▸ Provided entries
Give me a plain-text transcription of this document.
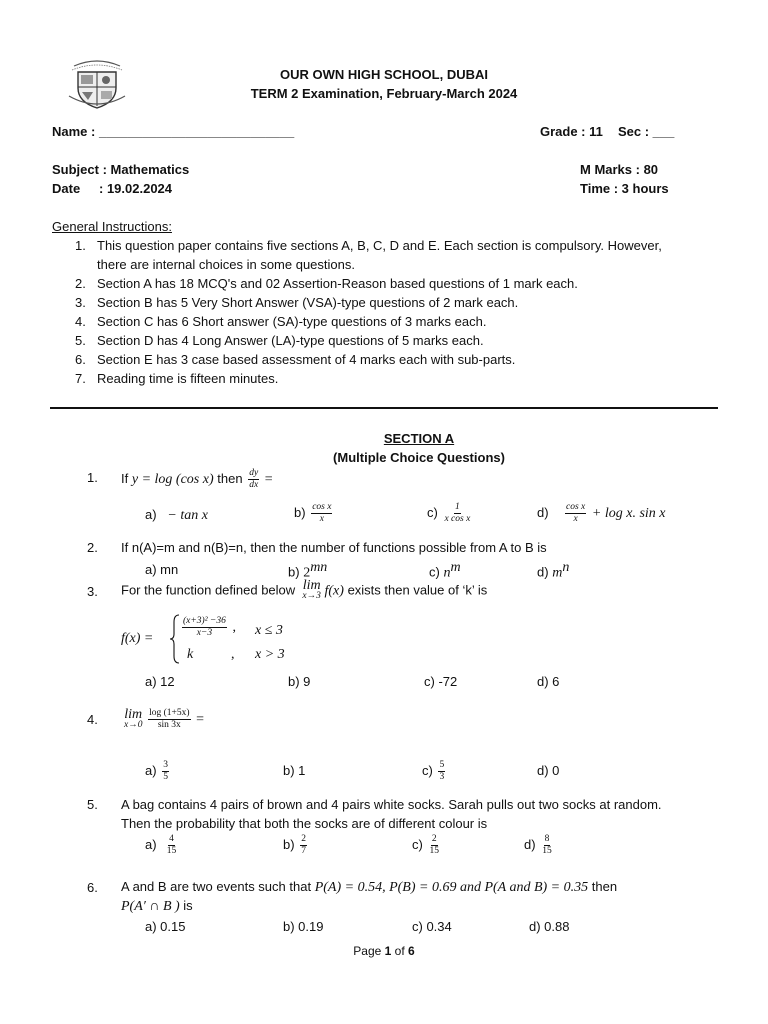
OUR OWN HIGH SCHOOL, DUBAI
TERM 2 Examination, February-March 2024
Name : ___________________________	Grade : 11 Sec : ___
Subject : Mathematics	M Marks : 80
Date : 19.02.2024	Time : 3 hours
General Instructions:
1. This question paper contains five sections A, B, C, D and E. Each section is compulsory. However,
there are internal choices in some questions.
2. Section A has 18 MCQ's and 02 Assertion-Reason based questions of 1 mark each.
3. Section B has 5 Very Short Answer (VSA)-type questions of 2 mark each.
4. Section C has 6 Short answer (SA)-type questions of 3 marks each.
5. Section D has 4 Long Answer (LA)-type questions of 5 marks each.
6. Section E has 3 case based assessment of 4 marks each with sub-parts.
7. Reading time is fifteen minutes.
SECTION A
(Multiple Choice Questions)
1. If y = log (cos x) then $\frac{dy}{dx}$ =
a) − tan x	$b) \frac{\text{cos x}}{x}$	$c) \frac{1}{\text{x cos x}}$	$d) \frac{\text{cos x}}{x} + \log x$. sin x
2. If n(A)=m and n(B)=n, then the number of functions possible from A to B is
a) mn	b) $2^{mn}$	c) $n^m$	d) $m^n$
3. For the function defined below lim
x→3 f(x) exists then value of ‘k’ is
f(x) =	$\frac{\text{(x+3)² −36}}{x-3}$ , x ≤ 3
k	, x > 3
a) 12	b) 9	c) -72	d) 6
4. lim
x→0
$\frac{\log (1+5x)}{\sin 3x}$ =
$a) \frac{3}{5}$	b) 1	$c) \frac{5}{3}$	d) 0
5. A bag contains 4 pairs of brown and 4 pairs white socks. Sarah pulls out two socks at random.
Then the probability that both the socks are of different colour is
$a) \frac{4}{15}$	$b) \frac{2}{7}$	$c) \frac{2}{15}$	$d) \frac{8}{15}$
6. A and B are two events such that P(A) = 0.54, P(B) = 0.69 and P(A and B) = 0.35 then
P(A′ ∩ B ) is
a) 0.15	b) 0.19	c) 0.34	d) 0.88
Page 1 of 6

▸ Work required
Return all of the entries exactly as written, but drop any pictures they hold.

▸ Result of the exercise
Give me a plain-text transcription of this document.
OUR OWN HIGH SCHOOL, DUBAI
TERM 2 Examination, February-March 2024
Name : ___________________________	Grade : 11 Sec : ___
Subject : Mathematics	M Marks : 80
Date : 19.02.2024	Time : 3 hours
General Instructions:
1. This question paper contains five sections A, B, C, D and E. Each section is compulsory. However,
there are internal choices in some questions.
2. Section A has 18 MCQ's and 02 Assertion-Reason based questions of 1 mark each.
3. Section B has 5 Very Short Answer (VSA)-type questions of 2 mark each.
4. Section C has 6 Short answer (SA)-type questions of 3 marks each.
5. Section D has 4 Long Answer (LA)-type questions of 5 marks each.
6. Section E has 3 case based assessment of 4 marks each with sub-parts.
7. Reading time is fifteen minutes.
SECTION A
(Multiple Choice Questions)
1. If y = log (cos x) then $\frac{dy}{dx}$ =
a) − tan x	$b) \frac{\text{cos x}}{x}$	$c) \frac{1}{\text{x cos x}}$	$d) \frac{\text{cos x}}{x} + \log x$. sin x
2. If n(A)=m and n(B)=n, then the number of functions possible from A to B is
a) mn	b) $2^{mn}$	c) $n^m$	d) $m^n$
3. For the function defined below lim
x→3 f(x) exists then value of ‘k’ is
f(x) =	$\frac{\text{(x+3)² −36}}{x-3}$ , x ≤ 3
k	, x > 3
a) 12	b) 9	c) -72	d) 6
4. lim
x→0
$\frac{\log (1+5x)}{\sin 3x}$ =
$a) \frac{3}{5}$	b) 1	$c) \frac{5}{3}$	d) 0
5. A bag contains 4 pairs of brown and 4 pairs white socks. Sarah pulls out two socks at random.
Then the probability that both the socks are of different colour is
$a) \frac{4}{15}$	$b) \frac{2}{7}$	$c) \frac{2}{15}$	$d) \frac{8}{15}$
6. A and B are two events such that P(A) = 0.54, P(B) = 0.69 and P(A and B) = 0.35 then
P(A′ ∩ B ) is
a) 0.15	b) 0.19	c) 0.34	d) 0.88
Page 1 of 6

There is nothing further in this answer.